RECORDS FOR THE EXERCISE |

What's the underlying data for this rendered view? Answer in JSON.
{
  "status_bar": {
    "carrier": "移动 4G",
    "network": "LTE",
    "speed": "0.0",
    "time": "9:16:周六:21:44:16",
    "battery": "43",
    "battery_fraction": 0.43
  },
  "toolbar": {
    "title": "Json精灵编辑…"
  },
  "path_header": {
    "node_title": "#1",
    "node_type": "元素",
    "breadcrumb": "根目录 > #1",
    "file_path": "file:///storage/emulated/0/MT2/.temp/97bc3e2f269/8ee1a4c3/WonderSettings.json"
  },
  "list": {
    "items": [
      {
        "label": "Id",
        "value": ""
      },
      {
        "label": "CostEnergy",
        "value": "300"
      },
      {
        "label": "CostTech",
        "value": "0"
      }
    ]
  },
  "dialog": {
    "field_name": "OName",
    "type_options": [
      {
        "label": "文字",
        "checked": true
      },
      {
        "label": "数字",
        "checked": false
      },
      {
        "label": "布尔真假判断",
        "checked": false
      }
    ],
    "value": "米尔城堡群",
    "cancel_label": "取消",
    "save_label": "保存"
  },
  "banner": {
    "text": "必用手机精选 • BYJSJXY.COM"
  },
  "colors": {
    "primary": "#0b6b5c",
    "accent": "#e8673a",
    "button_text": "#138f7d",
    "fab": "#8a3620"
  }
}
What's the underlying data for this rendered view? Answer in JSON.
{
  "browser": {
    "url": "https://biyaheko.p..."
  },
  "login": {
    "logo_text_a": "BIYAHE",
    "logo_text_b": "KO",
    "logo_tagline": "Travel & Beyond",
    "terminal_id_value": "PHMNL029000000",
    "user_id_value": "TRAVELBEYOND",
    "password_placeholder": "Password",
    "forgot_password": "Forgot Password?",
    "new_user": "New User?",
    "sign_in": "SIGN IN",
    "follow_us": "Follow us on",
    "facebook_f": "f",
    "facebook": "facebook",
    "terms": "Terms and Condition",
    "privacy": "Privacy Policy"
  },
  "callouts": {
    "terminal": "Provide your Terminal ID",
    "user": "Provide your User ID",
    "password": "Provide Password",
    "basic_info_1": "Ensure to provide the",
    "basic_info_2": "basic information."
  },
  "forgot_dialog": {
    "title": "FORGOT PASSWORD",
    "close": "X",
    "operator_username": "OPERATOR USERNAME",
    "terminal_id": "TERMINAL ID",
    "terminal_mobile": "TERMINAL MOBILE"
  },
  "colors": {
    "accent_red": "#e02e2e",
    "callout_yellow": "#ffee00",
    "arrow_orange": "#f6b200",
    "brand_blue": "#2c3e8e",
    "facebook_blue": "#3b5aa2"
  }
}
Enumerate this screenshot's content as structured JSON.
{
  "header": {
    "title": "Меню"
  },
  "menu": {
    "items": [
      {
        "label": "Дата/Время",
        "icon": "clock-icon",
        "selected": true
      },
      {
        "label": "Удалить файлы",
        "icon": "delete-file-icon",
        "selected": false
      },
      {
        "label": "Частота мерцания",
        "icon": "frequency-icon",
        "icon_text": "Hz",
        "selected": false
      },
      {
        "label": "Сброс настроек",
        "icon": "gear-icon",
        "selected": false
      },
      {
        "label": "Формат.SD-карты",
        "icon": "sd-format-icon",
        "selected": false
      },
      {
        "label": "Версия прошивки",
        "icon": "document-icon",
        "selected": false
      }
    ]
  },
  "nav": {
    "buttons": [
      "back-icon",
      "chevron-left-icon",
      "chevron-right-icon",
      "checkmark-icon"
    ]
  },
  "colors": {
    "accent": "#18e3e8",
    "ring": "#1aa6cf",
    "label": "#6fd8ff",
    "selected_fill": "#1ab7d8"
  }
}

JOB | Gather each line that holds "your".

WRITTEN RESPONSE |
    "terminal": "Provide your Terminal ID",
    "user": "Provide your User ID",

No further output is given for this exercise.